◆ **Written task**
Output the line that contains "Parse this screenshot: output" and every line after it to the end of the entries, with nothing added or left out.

---------------

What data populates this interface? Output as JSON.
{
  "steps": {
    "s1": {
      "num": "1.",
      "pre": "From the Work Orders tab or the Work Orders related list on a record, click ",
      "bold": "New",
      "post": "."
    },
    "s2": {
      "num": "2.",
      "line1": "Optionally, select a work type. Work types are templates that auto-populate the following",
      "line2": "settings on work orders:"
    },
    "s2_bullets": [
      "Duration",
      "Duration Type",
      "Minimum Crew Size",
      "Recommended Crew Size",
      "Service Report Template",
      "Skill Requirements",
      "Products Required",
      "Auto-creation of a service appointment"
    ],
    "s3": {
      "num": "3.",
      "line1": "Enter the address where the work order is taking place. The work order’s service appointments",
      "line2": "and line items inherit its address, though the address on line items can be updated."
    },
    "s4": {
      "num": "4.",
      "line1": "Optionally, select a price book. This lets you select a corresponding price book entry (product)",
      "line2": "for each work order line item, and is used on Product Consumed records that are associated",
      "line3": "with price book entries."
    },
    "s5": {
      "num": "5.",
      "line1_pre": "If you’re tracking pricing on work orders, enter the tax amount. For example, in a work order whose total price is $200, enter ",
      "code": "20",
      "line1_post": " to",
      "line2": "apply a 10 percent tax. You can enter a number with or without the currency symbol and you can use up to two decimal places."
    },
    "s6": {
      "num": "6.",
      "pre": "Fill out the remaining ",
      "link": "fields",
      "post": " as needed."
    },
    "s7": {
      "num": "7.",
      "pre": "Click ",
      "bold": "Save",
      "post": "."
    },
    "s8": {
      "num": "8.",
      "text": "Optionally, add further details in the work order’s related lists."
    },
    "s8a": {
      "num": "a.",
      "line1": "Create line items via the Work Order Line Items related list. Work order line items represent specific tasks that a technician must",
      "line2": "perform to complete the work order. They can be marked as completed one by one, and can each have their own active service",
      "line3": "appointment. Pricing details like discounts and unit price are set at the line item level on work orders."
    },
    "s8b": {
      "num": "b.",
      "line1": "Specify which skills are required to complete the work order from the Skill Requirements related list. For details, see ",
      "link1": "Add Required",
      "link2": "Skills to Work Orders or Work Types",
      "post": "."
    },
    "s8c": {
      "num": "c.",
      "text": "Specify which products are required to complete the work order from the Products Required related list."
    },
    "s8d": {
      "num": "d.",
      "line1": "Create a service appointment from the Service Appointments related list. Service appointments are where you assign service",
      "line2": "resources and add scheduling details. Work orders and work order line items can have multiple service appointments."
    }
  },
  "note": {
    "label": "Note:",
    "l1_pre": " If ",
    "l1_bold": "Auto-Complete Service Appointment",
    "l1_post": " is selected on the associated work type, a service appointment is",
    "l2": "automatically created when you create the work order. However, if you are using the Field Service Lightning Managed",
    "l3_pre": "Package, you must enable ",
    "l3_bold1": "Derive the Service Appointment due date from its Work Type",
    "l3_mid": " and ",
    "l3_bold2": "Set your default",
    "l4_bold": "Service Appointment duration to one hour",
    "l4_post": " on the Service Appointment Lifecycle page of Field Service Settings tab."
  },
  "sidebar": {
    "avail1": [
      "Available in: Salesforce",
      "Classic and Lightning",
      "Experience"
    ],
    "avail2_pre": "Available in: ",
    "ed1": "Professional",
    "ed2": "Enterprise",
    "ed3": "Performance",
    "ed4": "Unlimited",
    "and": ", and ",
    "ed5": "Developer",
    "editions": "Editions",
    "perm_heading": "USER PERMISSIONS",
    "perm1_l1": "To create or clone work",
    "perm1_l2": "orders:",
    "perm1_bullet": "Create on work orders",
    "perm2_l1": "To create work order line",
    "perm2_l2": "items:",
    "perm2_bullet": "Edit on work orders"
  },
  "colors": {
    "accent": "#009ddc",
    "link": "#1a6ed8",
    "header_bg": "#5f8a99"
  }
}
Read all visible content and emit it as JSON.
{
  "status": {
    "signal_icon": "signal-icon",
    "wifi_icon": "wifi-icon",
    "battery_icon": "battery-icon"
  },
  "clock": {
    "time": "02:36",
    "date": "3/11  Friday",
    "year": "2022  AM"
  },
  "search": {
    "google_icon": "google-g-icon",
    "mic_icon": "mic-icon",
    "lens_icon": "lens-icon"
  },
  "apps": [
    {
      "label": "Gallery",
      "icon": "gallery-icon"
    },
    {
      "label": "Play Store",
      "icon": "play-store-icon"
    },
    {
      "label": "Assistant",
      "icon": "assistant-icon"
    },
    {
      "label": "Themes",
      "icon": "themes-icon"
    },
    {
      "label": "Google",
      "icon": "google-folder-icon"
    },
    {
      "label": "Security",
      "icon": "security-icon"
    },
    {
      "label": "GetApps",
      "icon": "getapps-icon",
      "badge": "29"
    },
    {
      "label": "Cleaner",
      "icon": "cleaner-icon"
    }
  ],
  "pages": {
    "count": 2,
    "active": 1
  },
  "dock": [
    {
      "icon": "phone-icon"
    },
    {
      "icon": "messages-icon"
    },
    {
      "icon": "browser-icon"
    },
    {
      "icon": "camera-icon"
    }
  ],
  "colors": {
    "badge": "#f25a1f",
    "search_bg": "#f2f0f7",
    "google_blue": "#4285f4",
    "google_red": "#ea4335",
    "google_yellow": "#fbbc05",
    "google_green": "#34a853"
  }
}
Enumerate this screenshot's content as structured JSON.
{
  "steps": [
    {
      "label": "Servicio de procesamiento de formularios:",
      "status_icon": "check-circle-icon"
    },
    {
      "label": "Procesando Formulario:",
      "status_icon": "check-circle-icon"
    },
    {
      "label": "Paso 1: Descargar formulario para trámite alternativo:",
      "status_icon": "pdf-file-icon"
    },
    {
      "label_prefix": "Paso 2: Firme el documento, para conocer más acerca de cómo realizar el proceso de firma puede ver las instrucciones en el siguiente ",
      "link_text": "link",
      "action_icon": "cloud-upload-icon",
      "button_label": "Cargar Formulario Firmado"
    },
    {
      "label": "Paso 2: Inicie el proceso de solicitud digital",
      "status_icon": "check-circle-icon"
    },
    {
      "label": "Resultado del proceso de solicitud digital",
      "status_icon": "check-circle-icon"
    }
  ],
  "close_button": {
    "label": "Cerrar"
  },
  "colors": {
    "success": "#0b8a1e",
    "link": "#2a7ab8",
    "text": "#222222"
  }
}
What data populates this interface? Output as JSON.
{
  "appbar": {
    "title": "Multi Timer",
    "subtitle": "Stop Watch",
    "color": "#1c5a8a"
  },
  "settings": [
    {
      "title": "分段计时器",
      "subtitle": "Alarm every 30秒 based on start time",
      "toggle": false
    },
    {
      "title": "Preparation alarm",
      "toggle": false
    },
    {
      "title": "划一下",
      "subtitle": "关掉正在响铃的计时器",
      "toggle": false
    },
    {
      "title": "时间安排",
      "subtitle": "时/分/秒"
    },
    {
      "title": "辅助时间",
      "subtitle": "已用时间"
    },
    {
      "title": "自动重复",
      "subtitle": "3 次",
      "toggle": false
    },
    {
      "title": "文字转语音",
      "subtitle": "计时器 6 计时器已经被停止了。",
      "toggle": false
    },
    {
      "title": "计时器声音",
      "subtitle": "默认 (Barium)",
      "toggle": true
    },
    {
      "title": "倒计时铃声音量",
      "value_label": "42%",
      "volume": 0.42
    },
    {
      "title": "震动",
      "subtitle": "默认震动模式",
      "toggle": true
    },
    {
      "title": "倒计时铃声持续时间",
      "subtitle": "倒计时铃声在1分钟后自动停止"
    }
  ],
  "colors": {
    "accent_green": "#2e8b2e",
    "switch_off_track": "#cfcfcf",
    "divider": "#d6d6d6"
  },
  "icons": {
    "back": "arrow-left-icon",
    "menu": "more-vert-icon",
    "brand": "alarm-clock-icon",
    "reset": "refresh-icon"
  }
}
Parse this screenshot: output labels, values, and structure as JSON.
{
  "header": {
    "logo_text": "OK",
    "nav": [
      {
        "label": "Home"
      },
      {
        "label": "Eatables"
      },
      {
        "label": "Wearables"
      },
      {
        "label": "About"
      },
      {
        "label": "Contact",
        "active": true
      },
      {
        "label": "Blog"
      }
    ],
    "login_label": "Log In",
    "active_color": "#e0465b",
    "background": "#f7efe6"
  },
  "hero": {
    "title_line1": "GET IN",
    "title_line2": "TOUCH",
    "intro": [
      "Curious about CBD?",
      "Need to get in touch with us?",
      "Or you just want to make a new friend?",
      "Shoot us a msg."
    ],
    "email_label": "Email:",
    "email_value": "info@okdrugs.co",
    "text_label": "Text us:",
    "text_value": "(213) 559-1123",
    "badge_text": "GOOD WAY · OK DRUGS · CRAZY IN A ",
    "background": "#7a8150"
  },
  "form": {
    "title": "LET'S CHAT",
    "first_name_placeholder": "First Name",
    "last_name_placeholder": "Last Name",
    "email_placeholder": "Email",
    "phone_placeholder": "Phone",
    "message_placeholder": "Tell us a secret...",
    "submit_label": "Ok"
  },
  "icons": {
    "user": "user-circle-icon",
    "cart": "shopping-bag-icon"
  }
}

---------------

◆ **Complete answer**
Parse this screenshot: output labels, values, and structure as JSON.
{
  "header": {
    "logo_text": "OK",
    "nav": [
      {
        "label": "Home"
      },
      {
        "label": "Eatables"
      },
      {
        "label": "Wearables"
      },
      {
        "label": "About"
      },
      {
        "label": "Contact",
        "active": true
      },
      {
        "label": "Blog"
      }
    ],
    "login_label": "Log In",
    "active_color": "#e0465b",
    "background": "#f7efe6"
  },
  "hero": {
    "title_line1": "GET IN",
    "title_line2": "TOUCH",
    "intro": [
      "Curious about CBD?",
      "Need to get in touch with us?",
      "Or you just want to make a new friend?",
      "Shoot us a msg."
    ],
    "email_label": "Email:",
    "email_value": "info@okdrugs.co",
    "text_label": "Text us:",
    "text_value": "(213) 559-1123",
    "badge_text": "GOOD WAY · OK DRUGS · CRAZY IN A ",
    "background": "#7a8150"
  },
  "form": {
    "title": "LET'S CHAT",
    "first_name_placeholder": "First Name",
    "last_name_placeholder": "Last Name",
    "email_placeholder": "Email",
    "phone_placeholder": "Phone",
    "message_placeholder": "Tell us a secret...",
    "submit_label": "Ok"
  },
  "icons": {
    "user": "user-circle-icon",
    "cart": "shopping-bag-icon"
  }
}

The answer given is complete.